September 8, 2020 at 3:58 pm |
Aw, shuckens. Thanks. But I’m strictly a short-form kind of guy. Carl Hiassen can switch gears to book length, but I start to lose interest in myself at about 750 words.
September 8, 2020 at 4:41 pm |
It’s not the size of the pen, but the style with which one writes, eh? 🙂
September 8, 2020 at 5:21 pm |
I have some fun snuffling around, and occasionally unearth a truffle. But most of what I write has a short shelf life; it’s rooted precariously in the moment. I get focused on the tree and lose sight of the forest. A novel is a forest.
September 8, 2020 at 5:41 pm
Michelangelo: “Genius is eternal patience.” 🙂
September 8, 2020 at 5:43 pm
Michelangelo: “Genius is eternal patience.” 🙂
September 8, 2020 at 11:12 pm |
.7 “ of mixed precip so far! Won’t put out the Cameron but can’t hurt.
September 9, 2020 at 7:10 am |
Anything’s better than nothing, hey? I saw some fire dude up your way was saying the Cameron got five inches of heavy, wet snow. Nothing weird about five inches of snow falling on a 100,000-acre fire, no sir.
September 9, 2020 at 7:56 am |
We lost power for half the night, along with about 6,000 other people in the City Indifferent. High wind, I suppose?

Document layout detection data
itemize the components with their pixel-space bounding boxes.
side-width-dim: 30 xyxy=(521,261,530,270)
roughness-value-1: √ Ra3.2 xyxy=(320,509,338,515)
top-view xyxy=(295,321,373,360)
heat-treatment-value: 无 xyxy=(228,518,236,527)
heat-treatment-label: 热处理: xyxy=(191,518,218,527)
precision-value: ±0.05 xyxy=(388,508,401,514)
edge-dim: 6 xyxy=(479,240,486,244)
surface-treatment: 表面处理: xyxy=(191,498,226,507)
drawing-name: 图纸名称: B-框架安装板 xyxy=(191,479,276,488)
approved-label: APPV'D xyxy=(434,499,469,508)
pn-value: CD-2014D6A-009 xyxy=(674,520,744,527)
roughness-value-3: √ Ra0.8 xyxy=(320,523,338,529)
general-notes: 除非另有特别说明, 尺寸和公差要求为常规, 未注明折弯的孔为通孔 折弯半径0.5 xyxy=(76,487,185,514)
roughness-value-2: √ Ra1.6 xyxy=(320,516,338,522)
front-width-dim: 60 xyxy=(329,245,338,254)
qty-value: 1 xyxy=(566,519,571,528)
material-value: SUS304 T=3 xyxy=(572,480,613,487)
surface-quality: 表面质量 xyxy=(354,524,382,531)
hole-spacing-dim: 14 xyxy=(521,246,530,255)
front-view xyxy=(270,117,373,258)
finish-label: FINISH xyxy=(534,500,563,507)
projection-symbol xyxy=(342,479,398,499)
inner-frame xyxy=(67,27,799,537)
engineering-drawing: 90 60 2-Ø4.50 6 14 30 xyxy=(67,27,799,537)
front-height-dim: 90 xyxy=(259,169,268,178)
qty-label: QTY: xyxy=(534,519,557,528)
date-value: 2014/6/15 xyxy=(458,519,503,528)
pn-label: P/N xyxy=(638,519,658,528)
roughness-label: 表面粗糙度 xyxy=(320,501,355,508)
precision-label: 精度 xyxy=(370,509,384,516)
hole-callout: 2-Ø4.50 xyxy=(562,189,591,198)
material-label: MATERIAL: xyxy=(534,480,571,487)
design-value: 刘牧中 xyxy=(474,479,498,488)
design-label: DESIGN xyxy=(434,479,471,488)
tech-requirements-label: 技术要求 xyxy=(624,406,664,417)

## REQUIRED WORK
In the comment thread, do these statements agree with the text? (a) One commenter begins to lose interest in themselves at about 750 words. (b) The Cameron reportedly got ten inches of snow. (c) Power went out for about 6,000 other people. Answer yes or no for each and quote the words that decide it. Use only the text above to answer, not the data.

## RESPONSE BOX
(a) Yes: "I start to lose interest in myself at about 750 words."
(b) No: "the Cameron got five inches of heavy, wet snow."
(c) Yes: "We lost power for half the night, along with about 6,000 other people in the City Indifferent."